**WORK TO BE COMPLETED**. Find every line in the records below that holds the word "this", and copy it out.

* * * * *

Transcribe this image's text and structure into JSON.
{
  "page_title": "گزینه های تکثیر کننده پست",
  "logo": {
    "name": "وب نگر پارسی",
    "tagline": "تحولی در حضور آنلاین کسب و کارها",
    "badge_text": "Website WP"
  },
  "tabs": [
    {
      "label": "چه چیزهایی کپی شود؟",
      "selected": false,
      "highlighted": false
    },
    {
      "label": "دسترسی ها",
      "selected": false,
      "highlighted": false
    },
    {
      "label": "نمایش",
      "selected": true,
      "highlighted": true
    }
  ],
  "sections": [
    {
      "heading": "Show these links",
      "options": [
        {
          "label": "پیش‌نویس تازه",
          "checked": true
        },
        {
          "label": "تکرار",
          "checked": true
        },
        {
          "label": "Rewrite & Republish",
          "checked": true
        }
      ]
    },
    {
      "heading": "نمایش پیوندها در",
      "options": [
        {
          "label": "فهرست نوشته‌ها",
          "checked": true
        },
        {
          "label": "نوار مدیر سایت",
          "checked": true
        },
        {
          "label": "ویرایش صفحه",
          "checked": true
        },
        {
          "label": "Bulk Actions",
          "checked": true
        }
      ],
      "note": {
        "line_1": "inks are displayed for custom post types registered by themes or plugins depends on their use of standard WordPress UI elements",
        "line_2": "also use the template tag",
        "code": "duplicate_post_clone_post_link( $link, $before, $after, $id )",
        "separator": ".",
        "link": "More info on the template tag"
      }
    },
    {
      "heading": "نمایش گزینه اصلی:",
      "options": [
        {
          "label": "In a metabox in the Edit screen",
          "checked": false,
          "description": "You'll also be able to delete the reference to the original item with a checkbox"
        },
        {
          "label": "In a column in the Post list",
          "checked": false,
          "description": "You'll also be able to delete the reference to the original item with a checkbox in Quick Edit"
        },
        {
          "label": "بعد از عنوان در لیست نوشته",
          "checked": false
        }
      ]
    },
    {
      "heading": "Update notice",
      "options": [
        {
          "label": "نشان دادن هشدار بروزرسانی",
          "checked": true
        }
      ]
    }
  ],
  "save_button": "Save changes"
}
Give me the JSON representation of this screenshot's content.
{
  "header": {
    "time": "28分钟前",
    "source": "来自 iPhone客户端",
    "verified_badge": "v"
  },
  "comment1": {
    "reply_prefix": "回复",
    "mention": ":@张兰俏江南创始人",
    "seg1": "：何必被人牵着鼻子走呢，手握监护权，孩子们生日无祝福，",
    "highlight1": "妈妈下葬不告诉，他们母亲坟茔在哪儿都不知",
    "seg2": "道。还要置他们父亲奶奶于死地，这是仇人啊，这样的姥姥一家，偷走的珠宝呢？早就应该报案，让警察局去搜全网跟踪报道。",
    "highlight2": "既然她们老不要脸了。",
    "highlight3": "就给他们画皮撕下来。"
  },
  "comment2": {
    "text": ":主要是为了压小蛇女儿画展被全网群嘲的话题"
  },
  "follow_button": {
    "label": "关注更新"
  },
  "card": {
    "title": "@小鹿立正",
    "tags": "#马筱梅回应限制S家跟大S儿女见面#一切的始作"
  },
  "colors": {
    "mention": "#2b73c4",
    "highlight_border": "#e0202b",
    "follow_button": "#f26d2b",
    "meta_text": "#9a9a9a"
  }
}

* * * * *

**EXERCISE ANSWER**.
Transcribe this image's text and structure into JSON.
Give me the JSON representation of this screenshot's content.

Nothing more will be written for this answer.